WHAT IS REQUIRED: Search the listing below for the string "JSON" and copy every line where it occurs.

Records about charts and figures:

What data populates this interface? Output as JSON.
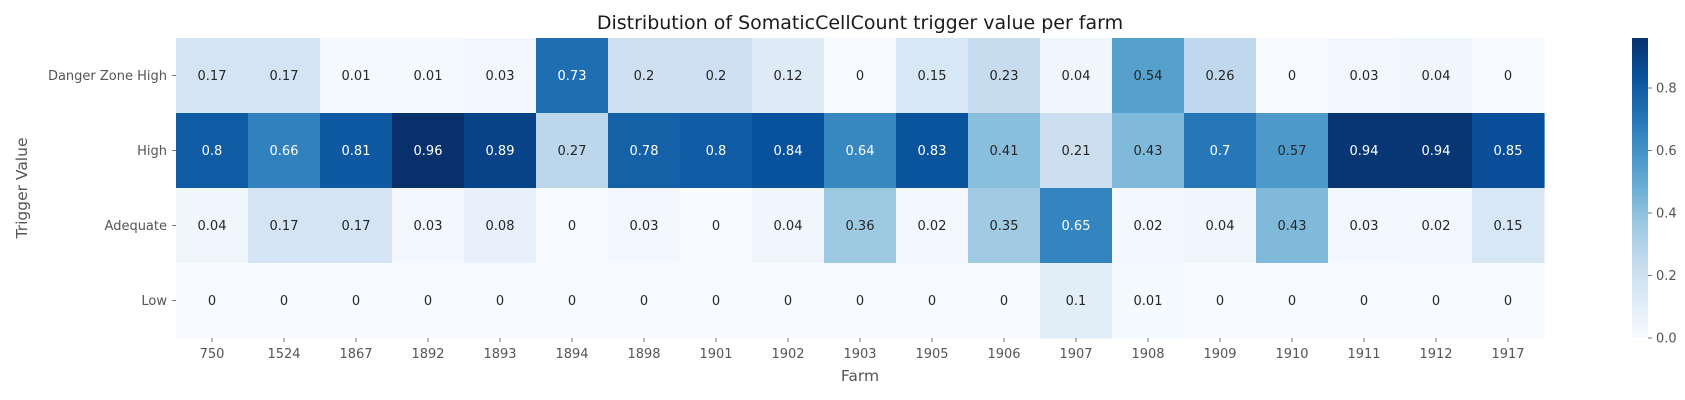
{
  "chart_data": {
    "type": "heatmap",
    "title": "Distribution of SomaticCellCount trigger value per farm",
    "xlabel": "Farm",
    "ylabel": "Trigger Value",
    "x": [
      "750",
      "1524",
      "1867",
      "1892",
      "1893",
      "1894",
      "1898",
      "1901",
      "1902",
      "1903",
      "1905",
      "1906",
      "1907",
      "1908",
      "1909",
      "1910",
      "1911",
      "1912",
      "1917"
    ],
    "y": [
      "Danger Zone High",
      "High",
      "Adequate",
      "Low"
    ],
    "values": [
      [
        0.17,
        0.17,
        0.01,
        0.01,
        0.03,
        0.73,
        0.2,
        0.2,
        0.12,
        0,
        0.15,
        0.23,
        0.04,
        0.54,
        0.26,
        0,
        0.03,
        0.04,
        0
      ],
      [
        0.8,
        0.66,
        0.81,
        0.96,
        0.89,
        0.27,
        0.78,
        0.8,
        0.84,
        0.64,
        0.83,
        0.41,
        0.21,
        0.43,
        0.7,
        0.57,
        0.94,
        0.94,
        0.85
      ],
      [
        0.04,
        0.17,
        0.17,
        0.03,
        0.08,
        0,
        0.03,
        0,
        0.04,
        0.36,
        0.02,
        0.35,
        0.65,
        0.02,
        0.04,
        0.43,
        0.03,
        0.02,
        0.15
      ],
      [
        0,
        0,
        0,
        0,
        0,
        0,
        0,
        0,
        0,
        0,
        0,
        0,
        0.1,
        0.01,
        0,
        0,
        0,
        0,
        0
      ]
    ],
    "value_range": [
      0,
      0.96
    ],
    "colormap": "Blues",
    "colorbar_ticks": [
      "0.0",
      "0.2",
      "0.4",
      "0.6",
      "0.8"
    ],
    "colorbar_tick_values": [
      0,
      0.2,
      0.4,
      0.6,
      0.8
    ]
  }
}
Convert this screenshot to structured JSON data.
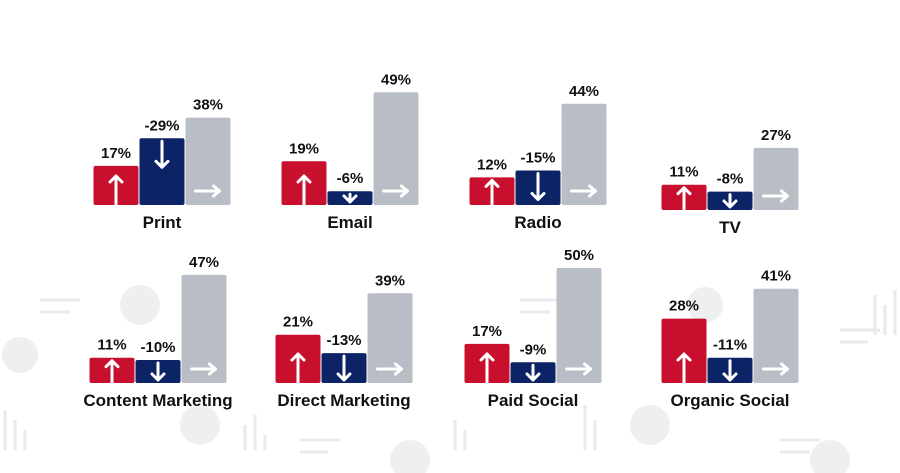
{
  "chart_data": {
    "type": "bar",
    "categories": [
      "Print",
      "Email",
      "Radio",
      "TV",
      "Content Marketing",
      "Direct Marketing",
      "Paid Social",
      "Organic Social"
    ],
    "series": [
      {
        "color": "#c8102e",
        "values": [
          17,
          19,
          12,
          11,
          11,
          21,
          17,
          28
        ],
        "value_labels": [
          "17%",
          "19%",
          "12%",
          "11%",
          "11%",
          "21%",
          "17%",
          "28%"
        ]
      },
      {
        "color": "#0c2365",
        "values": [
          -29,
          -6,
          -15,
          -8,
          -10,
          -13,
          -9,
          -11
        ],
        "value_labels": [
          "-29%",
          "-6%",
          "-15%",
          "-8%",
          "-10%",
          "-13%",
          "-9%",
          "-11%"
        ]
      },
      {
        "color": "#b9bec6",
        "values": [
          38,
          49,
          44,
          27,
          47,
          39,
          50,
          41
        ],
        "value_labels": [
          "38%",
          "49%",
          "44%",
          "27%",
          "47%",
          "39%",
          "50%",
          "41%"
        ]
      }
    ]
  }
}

SOLUTION TO THIS EXERCISE:
What data populates this interface? Output as JSON.
Convert this screenshot to structured JSON data.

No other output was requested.